__INFORMATION GIVEN__.
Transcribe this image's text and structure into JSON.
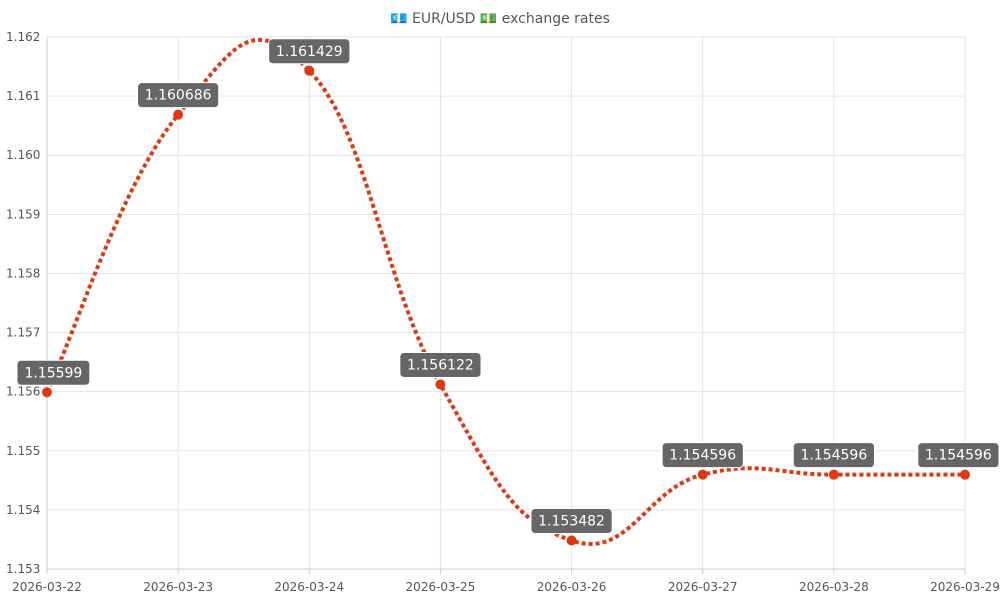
{
  "chart_data": {
    "type": "line",
    "title": "💶 EUR/USD 💵 exchange rates",
    "categories": [
      "2026-03-22",
      "2026-03-23",
      "2026-03-24",
      "2026-03-25",
      "2026-03-26",
      "2026-03-27",
      "2026-03-28",
      "2026-03-29"
    ],
    "series": [
      {
        "values": [
          1.15599,
          1.160686,
          1.161429,
          1.156122,
          1.153482,
          1.154596,
          1.154596,
          1.154596
        ],
        "labels": [
          "1.15599",
          "1.160686",
          "1.161429",
          "1.156122",
          "1.153482",
          "1.154596",
          "1.154596",
          "1.154596"
        ],
        "color": "#dc3912",
        "line_style": "dotted",
        "smooth": true
      }
    ],
    "xlabel": "",
    "ylabel": "",
    "ylim": [
      1.153,
      1.162
    ],
    "yticks": [
      "1.153",
      "1.154",
      "1.155",
      "1.156",
      "1.157",
      "1.158",
      "1.159",
      "1.160",
      "1.161",
      "1.162"
    ],
    "grid": true,
    "legend": "none",
    "label_background": "#666666"
  }
}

__THE EXERCISE__.
Extract all the entries word for word; omit any pictures.

__TASK OUTPUT__.
Transcribe this image's text and structure into JSON.
{
  "chart_data": {
    "type": "line",
    "title": "💶 EUR/USD 💵 exchange rates",
    "categories": [
      "2026-03-22",
      "2026-03-23",
      "2026-03-24",
      "2026-03-25",
      "2026-03-26",
      "2026-03-27",
      "2026-03-28",
      "2026-03-29"
    ],
    "series": [
      {
        "values": [
          1.15599,
          1.160686,
          1.161429,
          1.156122,
          1.153482,
          1.154596,
          1.154596,
          1.154596
        ],
        "labels": [
          "1.15599",
          "1.160686",
          "1.161429",
          "1.156122",
          "1.153482",
          "1.154596",
          "1.154596",
          "1.154596"
        ],
        "color": "#dc3912",
        "line_style": "dotted",
        "smooth": true
      }
    ],
    "xlabel": "",
    "ylabel": "",
    "ylim": [
      1.153,
      1.162
    ],
    "yticks": [
      "1.153",
      "1.154",
      "1.155",
      "1.156",
      "1.157",
      "1.158",
      "1.159",
      "1.160",
      "1.161",
      "1.162"
    ],
    "grid": true,
    "legend": "none",
    "label_background": "#666666"
  }
}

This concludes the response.